= Work to complete =
Copy out every line containing the word "this".

= Input rows =

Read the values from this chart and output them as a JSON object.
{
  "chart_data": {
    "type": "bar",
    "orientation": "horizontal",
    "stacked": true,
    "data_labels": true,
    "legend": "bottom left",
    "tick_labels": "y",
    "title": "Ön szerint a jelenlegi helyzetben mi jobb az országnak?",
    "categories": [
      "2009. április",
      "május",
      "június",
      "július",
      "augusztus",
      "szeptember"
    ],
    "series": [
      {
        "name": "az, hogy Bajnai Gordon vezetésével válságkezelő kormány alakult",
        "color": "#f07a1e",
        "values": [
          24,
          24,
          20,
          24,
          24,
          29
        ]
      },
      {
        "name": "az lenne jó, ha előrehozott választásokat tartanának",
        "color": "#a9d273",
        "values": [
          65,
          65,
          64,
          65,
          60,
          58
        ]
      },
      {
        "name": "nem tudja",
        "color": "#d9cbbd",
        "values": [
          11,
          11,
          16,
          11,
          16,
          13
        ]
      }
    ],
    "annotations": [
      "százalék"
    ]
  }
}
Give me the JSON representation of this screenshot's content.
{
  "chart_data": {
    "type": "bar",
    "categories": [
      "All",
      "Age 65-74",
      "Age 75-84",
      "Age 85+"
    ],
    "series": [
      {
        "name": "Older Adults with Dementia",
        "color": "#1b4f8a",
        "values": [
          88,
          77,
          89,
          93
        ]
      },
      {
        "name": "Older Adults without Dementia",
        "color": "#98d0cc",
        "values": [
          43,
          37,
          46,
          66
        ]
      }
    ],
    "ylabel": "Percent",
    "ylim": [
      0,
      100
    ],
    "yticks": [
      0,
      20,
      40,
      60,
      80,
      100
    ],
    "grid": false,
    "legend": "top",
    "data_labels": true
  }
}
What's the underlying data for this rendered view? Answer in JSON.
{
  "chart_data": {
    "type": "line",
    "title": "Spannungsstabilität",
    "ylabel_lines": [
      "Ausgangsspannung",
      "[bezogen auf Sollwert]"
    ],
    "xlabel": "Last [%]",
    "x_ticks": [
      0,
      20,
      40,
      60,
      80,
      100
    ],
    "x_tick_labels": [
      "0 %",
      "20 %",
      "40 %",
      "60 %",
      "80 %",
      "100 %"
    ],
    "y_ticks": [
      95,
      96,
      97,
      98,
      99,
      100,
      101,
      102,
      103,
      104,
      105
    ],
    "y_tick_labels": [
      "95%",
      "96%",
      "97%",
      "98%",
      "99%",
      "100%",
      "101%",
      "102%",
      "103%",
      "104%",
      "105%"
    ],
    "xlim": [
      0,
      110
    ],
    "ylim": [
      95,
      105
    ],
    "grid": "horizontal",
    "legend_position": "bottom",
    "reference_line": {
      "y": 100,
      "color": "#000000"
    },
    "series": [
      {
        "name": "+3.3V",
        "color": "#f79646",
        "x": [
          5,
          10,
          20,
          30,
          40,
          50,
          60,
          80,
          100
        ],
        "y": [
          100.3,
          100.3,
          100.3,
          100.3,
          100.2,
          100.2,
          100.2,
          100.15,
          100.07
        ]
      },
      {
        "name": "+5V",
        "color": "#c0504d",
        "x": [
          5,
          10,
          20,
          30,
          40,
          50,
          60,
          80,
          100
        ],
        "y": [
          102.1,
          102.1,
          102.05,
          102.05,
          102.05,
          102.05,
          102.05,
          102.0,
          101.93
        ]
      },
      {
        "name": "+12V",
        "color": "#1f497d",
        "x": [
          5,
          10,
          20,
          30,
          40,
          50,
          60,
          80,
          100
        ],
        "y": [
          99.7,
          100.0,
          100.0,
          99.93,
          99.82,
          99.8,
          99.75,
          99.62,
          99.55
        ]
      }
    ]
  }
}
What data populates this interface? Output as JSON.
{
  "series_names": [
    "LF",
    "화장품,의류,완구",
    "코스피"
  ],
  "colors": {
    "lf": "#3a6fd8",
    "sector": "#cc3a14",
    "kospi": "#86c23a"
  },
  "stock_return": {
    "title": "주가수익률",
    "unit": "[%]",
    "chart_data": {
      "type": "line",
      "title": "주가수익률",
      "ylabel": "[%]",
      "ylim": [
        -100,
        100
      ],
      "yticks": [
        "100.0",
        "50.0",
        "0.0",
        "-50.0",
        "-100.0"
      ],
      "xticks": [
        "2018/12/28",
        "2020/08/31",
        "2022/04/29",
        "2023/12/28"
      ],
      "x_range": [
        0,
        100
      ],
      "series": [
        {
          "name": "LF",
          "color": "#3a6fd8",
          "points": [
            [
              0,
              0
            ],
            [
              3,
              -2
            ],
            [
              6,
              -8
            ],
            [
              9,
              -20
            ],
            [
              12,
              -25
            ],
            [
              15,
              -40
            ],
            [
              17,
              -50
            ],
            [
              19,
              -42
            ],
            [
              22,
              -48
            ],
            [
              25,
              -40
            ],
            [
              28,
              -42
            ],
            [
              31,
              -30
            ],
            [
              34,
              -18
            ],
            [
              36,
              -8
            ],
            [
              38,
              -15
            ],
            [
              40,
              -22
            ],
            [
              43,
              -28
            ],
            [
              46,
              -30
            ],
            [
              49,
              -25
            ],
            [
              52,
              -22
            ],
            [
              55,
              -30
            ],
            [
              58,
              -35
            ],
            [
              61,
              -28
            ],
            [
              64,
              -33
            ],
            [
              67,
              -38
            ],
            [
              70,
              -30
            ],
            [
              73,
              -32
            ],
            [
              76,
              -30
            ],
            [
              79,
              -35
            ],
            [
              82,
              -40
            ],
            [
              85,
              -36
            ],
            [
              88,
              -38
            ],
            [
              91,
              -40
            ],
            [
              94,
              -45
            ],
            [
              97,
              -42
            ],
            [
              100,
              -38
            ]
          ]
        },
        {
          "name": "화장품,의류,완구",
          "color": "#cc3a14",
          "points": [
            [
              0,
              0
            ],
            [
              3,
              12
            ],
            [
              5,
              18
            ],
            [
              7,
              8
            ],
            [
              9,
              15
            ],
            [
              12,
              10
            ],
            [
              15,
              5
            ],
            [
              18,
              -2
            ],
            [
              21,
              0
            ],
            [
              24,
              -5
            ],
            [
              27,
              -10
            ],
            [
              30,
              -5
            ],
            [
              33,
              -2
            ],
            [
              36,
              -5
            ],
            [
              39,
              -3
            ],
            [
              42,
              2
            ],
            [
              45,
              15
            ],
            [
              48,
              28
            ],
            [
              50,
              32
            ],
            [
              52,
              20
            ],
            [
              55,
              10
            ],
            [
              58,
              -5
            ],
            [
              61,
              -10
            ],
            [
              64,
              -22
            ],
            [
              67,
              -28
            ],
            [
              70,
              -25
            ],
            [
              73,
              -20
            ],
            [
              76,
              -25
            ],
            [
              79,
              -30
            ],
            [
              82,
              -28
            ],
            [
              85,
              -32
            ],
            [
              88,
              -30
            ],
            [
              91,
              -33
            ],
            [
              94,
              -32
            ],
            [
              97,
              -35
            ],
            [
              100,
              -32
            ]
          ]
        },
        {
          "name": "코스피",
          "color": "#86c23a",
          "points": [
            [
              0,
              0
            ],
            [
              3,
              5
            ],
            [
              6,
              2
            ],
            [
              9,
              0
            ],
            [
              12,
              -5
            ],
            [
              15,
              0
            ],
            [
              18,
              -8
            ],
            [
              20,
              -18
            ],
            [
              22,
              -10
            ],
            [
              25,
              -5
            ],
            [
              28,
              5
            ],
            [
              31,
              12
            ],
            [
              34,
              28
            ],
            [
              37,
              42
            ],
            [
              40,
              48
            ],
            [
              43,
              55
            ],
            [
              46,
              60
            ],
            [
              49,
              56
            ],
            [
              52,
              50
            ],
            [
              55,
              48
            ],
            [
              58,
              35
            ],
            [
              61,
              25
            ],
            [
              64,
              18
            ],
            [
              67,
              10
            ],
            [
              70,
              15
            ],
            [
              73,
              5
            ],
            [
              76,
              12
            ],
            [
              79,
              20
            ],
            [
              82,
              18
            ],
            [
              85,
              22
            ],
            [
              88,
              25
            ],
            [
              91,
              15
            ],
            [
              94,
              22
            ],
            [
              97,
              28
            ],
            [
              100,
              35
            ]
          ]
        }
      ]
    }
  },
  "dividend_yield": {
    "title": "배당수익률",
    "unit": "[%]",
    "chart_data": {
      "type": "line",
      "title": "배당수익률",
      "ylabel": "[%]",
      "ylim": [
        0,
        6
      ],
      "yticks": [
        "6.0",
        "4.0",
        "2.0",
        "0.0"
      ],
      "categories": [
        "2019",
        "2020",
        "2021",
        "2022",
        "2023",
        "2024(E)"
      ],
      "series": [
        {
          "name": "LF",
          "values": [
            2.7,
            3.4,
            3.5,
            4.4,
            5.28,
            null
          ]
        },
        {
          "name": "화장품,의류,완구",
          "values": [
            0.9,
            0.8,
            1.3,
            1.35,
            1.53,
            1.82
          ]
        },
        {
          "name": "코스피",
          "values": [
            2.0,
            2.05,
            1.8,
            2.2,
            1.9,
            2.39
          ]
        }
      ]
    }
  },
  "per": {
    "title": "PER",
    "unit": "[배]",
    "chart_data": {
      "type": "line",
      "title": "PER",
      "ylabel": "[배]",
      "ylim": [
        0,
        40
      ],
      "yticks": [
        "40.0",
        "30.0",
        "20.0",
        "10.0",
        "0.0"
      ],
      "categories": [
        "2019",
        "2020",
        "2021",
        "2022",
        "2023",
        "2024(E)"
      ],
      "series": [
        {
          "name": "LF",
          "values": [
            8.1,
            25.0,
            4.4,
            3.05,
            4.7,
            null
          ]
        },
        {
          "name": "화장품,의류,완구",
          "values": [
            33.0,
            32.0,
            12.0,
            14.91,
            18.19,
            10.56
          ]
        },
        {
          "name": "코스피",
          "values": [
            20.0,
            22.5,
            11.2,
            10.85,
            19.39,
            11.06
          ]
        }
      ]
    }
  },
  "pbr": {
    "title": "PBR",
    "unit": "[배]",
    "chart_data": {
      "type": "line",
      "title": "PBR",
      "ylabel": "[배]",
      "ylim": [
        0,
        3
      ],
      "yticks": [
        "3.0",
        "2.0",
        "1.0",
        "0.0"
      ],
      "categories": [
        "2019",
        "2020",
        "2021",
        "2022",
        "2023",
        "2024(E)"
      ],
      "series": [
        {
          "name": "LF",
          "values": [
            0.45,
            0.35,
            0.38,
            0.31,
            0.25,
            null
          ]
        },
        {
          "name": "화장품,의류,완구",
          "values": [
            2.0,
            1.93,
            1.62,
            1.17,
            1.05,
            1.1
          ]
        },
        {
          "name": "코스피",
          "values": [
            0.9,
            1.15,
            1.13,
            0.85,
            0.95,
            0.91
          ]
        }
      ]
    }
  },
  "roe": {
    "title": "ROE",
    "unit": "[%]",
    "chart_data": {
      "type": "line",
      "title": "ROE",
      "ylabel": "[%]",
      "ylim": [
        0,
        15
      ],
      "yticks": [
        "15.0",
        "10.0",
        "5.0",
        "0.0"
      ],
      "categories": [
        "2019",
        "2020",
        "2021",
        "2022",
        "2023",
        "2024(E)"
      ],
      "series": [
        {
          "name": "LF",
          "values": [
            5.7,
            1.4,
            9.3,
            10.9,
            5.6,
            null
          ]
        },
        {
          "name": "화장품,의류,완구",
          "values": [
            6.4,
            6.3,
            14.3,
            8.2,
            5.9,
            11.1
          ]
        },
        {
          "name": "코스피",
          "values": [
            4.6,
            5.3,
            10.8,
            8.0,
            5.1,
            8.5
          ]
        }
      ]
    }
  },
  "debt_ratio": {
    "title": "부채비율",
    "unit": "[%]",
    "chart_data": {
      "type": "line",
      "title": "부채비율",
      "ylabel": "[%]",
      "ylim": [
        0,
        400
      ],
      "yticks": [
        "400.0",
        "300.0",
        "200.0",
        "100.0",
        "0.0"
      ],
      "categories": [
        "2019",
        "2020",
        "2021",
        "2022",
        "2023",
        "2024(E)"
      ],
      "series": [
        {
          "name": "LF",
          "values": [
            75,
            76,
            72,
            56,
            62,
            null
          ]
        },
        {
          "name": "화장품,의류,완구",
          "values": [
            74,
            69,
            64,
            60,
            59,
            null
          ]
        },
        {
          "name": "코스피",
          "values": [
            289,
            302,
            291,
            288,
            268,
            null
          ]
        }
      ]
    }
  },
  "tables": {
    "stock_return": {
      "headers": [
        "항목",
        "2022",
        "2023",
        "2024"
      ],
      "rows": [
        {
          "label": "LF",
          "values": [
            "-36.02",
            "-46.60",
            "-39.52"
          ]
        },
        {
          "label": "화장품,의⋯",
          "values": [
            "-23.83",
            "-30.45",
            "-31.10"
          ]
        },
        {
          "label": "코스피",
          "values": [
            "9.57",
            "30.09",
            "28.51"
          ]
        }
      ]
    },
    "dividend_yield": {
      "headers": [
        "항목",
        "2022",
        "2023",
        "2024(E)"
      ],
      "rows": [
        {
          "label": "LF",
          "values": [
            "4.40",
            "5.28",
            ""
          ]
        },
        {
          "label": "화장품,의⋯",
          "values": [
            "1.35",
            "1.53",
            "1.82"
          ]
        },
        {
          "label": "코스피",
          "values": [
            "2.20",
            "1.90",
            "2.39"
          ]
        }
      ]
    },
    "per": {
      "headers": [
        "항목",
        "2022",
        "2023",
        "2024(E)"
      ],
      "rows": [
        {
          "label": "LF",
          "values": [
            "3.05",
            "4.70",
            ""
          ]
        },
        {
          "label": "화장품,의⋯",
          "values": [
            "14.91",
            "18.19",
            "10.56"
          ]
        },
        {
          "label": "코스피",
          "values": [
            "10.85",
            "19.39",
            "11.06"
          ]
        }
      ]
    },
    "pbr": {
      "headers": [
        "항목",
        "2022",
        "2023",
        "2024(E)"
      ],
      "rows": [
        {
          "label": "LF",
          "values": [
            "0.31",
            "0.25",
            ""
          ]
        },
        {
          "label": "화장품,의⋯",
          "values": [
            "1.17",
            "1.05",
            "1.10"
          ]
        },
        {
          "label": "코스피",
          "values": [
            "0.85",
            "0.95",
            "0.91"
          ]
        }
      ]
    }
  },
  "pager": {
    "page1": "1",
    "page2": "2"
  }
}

= Answer in full =
Read the values from this chart and output them as a JSON object.
Give me the JSON representation of this screenshot's content.
What's the underlying data for this rendered view? Answer in JSON.
What data populates this interface? Output as JSON.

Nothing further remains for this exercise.